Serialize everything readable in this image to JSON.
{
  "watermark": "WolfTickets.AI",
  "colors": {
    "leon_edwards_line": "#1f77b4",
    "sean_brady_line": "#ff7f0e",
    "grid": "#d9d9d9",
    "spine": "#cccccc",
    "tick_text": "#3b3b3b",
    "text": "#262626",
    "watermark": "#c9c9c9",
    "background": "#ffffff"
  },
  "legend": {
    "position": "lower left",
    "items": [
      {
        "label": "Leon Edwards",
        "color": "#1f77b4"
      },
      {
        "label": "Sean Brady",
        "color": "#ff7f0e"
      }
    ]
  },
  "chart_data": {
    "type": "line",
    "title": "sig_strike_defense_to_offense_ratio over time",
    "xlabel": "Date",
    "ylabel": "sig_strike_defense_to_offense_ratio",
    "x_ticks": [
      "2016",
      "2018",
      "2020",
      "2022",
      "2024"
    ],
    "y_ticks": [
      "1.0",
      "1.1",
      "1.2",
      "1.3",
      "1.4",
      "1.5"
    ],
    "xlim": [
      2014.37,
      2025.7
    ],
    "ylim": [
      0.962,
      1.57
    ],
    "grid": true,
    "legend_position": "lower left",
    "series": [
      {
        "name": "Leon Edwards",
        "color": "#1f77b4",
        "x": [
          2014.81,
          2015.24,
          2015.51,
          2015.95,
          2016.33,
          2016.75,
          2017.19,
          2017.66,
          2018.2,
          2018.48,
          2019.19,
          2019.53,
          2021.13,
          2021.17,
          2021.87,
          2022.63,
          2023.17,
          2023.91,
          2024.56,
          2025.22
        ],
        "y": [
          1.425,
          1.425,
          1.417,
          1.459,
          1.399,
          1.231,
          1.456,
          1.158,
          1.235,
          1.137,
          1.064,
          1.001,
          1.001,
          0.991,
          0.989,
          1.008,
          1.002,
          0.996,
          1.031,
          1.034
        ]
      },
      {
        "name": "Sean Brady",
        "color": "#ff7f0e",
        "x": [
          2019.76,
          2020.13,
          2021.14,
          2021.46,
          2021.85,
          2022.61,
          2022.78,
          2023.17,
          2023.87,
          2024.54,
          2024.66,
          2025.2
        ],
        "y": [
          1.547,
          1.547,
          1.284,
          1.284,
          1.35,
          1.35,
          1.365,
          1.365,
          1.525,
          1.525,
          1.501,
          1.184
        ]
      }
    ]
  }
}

* **Problem statement**:
Type out all of the material again, word for word.

* **Exercise answer**:
Serialize everything readable in this image to JSON.
{
  "watermark": "WolfTickets.AI",
  "colors": {
    "leon_edwards_line": "#1f77b4",
    "sean_brady_line": "#ff7f0e",
    "grid": "#d9d9d9",
    "spine": "#cccccc",
    "tick_text": "#3b3b3b",
    "text": "#262626",
    "watermark": "#c9c9c9",
    "background": "#ffffff"
  },
  "legend": {
    "position": "lower left",
    "items": [
      {
        "label": "Leon Edwards",
        "color": "#1f77b4"
      },
      {
        "label": "Sean Brady",
        "color": "#ff7f0e"
      }
    ]
  },
  "chart_data": {
    "type": "line",
    "title": "sig_strike_defense_to_offense_ratio over time",
    "xlabel": "Date",
    "ylabel": "sig_strike_defense_to_offense_ratio",
    "x_ticks": [
      "2016",
      "2018",
      "2020",
      "2022",
      "2024"
    ],
    "y_ticks": [
      "1.0",
      "1.1",
      "1.2",
      "1.3",
      "1.4",
      "1.5"
    ],
    "xlim": [
      2014.37,
      2025.7
    ],
    "ylim": [
      0.962,
      1.57
    ],
    "grid": true,
    "legend_position": "lower left",
    "series": [
      {
        "name": "Leon Edwards",
        "color": "#1f77b4",
        "x": [
          2014.81,
          2015.24,
          2015.51,
          2015.95,
          2016.33,
          2016.75,
          2017.19,
          2017.66,
          2018.2,
          2018.48,
          2019.19,
          2019.53,
          2021.13,
          2021.17,
          2021.87,
          2022.63,
          2023.17,
          2023.91,
          2024.56,
          2025.22
        ],
        "y": [
          1.425,
          1.425,
          1.417,
          1.459,
          1.399,
          1.231,
          1.456,
          1.158,
          1.235,
          1.137,
          1.064,
          1.001,
          1.001,
          0.991,
          0.989,
          1.008,
          1.002,
          0.996,
          1.031,
          1.034
        ]
      },
      {
        "name": "Sean Brady",
        "color": "#ff7f0e",
        "x": [
          2019.76,
          2020.13,
          2021.14,
          2021.46,
          2021.85,
          2022.61,
          2022.78,
          2023.17,
          2023.87,
          2024.54,
          2024.66,
          2025.2
        ],
        "y": [
          1.547,
          1.547,
          1.284,
          1.284,
          1.35,
          1.35,
          1.365,
          1.365,
          1.525,
          1.525,
          1.501,
          1.184
        ]
      }
    ]
  }
}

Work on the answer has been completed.